* **INPUT**:
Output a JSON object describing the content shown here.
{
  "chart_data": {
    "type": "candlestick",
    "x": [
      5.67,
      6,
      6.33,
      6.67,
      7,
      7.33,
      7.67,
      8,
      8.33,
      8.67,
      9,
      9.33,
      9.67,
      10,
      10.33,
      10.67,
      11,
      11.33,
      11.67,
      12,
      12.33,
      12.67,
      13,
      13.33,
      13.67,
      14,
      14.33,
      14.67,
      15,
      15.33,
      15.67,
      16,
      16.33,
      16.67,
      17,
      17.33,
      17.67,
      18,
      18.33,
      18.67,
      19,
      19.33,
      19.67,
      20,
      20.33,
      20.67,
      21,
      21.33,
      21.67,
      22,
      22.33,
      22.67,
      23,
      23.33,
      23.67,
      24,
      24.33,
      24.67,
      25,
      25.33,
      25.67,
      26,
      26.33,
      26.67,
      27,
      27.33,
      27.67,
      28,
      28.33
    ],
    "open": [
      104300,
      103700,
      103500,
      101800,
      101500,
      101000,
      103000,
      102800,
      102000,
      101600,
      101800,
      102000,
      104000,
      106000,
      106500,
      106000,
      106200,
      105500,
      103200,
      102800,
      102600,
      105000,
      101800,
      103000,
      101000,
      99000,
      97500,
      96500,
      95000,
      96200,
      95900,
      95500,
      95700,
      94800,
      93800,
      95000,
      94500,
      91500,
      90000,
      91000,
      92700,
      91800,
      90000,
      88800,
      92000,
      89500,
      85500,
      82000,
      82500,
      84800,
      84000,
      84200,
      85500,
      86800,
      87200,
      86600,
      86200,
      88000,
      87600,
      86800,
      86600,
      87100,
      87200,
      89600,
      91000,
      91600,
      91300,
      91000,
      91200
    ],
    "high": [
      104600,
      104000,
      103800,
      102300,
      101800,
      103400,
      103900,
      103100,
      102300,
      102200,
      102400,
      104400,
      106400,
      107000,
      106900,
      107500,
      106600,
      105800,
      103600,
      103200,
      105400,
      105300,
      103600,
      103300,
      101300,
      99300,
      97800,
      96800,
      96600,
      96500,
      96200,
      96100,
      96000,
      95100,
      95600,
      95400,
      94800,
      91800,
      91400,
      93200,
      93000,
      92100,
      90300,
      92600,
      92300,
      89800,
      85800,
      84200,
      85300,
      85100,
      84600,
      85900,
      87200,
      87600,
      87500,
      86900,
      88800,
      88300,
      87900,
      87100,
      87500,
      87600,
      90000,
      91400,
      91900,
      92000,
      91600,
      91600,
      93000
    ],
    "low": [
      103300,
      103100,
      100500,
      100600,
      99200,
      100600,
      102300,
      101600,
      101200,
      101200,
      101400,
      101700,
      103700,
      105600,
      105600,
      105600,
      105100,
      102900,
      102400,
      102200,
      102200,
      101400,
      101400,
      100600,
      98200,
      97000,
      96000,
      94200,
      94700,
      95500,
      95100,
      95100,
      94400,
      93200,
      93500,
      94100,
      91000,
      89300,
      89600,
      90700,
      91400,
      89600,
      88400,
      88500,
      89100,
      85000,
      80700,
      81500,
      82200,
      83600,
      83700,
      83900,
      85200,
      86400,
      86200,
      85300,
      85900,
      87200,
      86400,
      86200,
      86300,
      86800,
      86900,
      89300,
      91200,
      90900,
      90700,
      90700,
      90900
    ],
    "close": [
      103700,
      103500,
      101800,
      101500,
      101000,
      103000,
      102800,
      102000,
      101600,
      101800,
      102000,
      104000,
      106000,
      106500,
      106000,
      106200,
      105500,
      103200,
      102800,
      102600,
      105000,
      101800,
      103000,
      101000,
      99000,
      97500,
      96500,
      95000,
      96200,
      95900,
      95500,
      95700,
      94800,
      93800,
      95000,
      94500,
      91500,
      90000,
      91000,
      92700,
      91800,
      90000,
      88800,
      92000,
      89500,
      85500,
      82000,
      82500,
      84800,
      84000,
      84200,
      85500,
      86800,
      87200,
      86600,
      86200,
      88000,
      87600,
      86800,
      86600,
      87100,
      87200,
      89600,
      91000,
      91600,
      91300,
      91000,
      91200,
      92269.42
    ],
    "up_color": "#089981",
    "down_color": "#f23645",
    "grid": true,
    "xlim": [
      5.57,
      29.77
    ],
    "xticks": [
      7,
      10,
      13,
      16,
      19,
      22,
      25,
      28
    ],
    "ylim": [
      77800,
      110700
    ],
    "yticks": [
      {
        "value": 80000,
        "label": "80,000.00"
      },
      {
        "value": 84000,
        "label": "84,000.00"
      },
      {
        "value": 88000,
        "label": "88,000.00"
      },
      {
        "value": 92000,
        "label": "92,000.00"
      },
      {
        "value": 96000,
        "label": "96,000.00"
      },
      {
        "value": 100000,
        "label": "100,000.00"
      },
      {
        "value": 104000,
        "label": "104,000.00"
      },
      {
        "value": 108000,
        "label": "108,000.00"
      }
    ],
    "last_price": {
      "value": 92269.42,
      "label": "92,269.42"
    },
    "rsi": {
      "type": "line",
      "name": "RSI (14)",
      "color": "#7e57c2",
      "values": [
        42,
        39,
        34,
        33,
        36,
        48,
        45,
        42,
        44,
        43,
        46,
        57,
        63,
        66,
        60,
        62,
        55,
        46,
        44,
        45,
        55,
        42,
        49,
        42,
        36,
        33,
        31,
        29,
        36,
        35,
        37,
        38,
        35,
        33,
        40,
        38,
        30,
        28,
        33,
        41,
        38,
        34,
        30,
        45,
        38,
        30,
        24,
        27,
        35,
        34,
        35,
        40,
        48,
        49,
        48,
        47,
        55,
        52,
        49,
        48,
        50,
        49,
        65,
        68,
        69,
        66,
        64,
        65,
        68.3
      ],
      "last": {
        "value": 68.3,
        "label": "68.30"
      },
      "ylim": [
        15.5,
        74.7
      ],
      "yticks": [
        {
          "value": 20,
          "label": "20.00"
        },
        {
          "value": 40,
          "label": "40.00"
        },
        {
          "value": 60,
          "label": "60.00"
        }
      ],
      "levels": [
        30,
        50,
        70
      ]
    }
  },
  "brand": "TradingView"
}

* **PROBLEM DESCRIPTION**: Return the listing above word for word.

* **THE REPLY**:
Output a JSON object describing the content shown here.
{
  "chart_data": {
    "type": "candlestick",
    "x": [
      5.67,
      6,
      6.33,
      6.67,
      7,
      7.33,
      7.67,
      8,
      8.33,
      8.67,
      9,
      9.33,
      9.67,
      10,
      10.33,
      10.67,
      11,
      11.33,
      11.67,
      12,
      12.33,
      12.67,
      13,
      13.33,
      13.67,
      14,
      14.33,
      14.67,
      15,
      15.33,
      15.67,
      16,
      16.33,
      16.67,
      17,
      17.33,
      17.67,
      18,
      18.33,
      18.67,
      19,
      19.33,
      19.67,
      20,
      20.33,
      20.67,
      21,
      21.33,
      21.67,
      22,
      22.33,
      22.67,
      23,
      23.33,
      23.67,
      24,
      24.33,
      24.67,
      25,
      25.33,
      25.67,
      26,
      26.33,
      26.67,
      27,
      27.33,
      27.67,
      28,
      28.33
    ],
    "open": [
      104300,
      103700,
      103500,
      101800,
      101500,
      101000,
      103000,
      102800,
      102000,
      101600,
      101800,
      102000,
      104000,
      106000,
      106500,
      106000,
      106200,
      105500,
      103200,
      102800,
      102600,
      105000,
      101800,
      103000,
      101000,
      99000,
      97500,
      96500,
      95000,
      96200,
      95900,
      95500,
      95700,
      94800,
      93800,
      95000,
      94500,
      91500,
      90000,
      91000,
      92700,
      91800,
      90000,
      88800,
      92000,
      89500,
      85500,
      82000,
      82500,
      84800,
      84000,
      84200,
      85500,
      86800,
      87200,
      86600,
      86200,
      88000,
      87600,
      86800,
      86600,
      87100,
      87200,
      89600,
      91000,
      91600,
      91300,
      91000,
      91200
    ],
    "high": [
      104600,
      104000,
      103800,
      102300,
      101800,
      103400,
      103900,
      103100,
      102300,
      102200,
      102400,
      104400,
      106400,
      107000,
      106900,
      107500,
      106600,
      105800,
      103600,
      103200,
      105400,
      105300,
      103600,
      103300,
      101300,
      99300,
      97800,
      96800,
      96600,
      96500,
      96200,
      96100,
      96000,
      95100,
      95600,
      95400,
      94800,
      91800,
      91400,
      93200,
      93000,
      92100,
      90300,
      92600,
      92300,
      89800,
      85800,
      84200,
      85300,
      85100,
      84600,
      85900,
      87200,
      87600,
      87500,
      86900,
      88800,
      88300,
      87900,
      87100,
      87500,
      87600,
      90000,
      91400,
      91900,
      92000,
      91600,
      91600,
      93000
    ],
    "low": [
      103300,
      103100,
      100500,
      100600,
      99200,
      100600,
      102300,
      101600,
      101200,
      101200,
      101400,
      101700,
      103700,
      105600,
      105600,
      105600,
      105100,
      102900,
      102400,
      102200,
      102200,
      101400,
      101400,
      100600,
      98200,
      97000,
      96000,
      94200,
      94700,
      95500,
      95100,
      95100,
      94400,
      93200,
      93500,
      94100,
      91000,
      89300,
      89600,
      90700,
      91400,
      89600,
      88400,
      88500,
      89100,
      85000,
      80700,
      81500,
      82200,
      83600,
      83700,
      83900,
      85200,
      86400,
      86200,
      85300,
      85900,
      87200,
      86400,
      86200,
      86300,
      86800,
      86900,
      89300,
      91200,
      90900,
      90700,
      90700,
      90900
    ],
    "close": [
      103700,
      103500,
      101800,
      101500,
      101000,
      103000,
      102800,
      102000,
      101600,
      101800,
      102000,
      104000,
      106000,
      106500,
      106000,
      106200,
      105500,
      103200,
      102800,
      102600,
      105000,
      101800,
      103000,
      101000,
      99000,
      97500,
      96500,
      95000,
      96200,
      95900,
      95500,
      95700,
      94800,
      93800,
      95000,
      94500,
      91500,
      90000,
      91000,
      92700,
      91800,
      90000,
      88800,
      92000,
      89500,
      85500,
      82000,
      82500,
      84800,
      84000,
      84200,
      85500,
      86800,
      87200,
      86600,
      86200,
      88000,
      87600,
      86800,
      86600,
      87100,
      87200,
      89600,
      91000,
      91600,
      91300,
      91000,
      91200,
      92269.42
    ],
    "up_color": "#089981",
    "down_color": "#f23645",
    "grid": true,
    "xlim": [
      5.57,
      29.77
    ],
    "xticks": [
      7,
      10,
      13,
      16,
      19,
      22,
      25,
      28
    ],
    "ylim": [
      77800,
      110700
    ],
    "yticks": [
      {
        "value": 80000,
        "label": "80,000.00"
      },
      {
        "value": 84000,
        "label": "84,000.00"
      },
      {
        "value": 88000,
        "label": "88,000.00"
      },
      {
        "value": 92000,
        "label": "92,000.00"
      },
      {
        "value": 96000,
        "label": "96,000.00"
      },
      {
        "value": 100000,
        "label": "100,000.00"
      },
      {
        "value": 104000,
        "label": "104,000.00"
      },
      {
        "value": 108000,
        "label": "108,000.00"
      }
    ],
    "last_price": {
      "value": 92269.42,
      "label": "92,269.42"
    },
    "rsi": {
      "type": "line",
      "name": "RSI (14)",
      "color": "#7e57c2",
      "values": [
        42,
        39,
        34,
        33,
        36,
        48,
        45,
        42,
        44,
        43,
        46,
        57,
        63,
        66,
        60,
        62,
        55,
        46,
        44,
        45,
        55,
        42,
        49,
        42,
        36,
        33,
        31,
        29,
        36,
        35,
        37,
        38,
        35,
        33,
        40,
        38,
        30,
        28,
        33,
        41,
        38,
        34,
        30,
        45,
        38,
        30,
        24,
        27,
        35,
        34,
        35,
        40,
        48,
        49,
        48,
        47,
        55,
        52,
        49,
        48,
        50,
        49,
        65,
        68,
        69,
        66,
        64,
        65,
        68.3
      ],
      "last": {
        "value": 68.3,
        "label": "68.30"
      },
      "ylim": [
        15.5,
        74.7
      ],
      "yticks": [
        {
          "value": 20,
          "label": "20.00"
        },
        {
          "value": 40,
          "label": "40.00"
        },
        {
          "value": 60,
          "label": "60.00"
        }
      ],
      "levels": [
        30,
        50,
        70
      ]
    }
  },
  "brand": "TradingView"
}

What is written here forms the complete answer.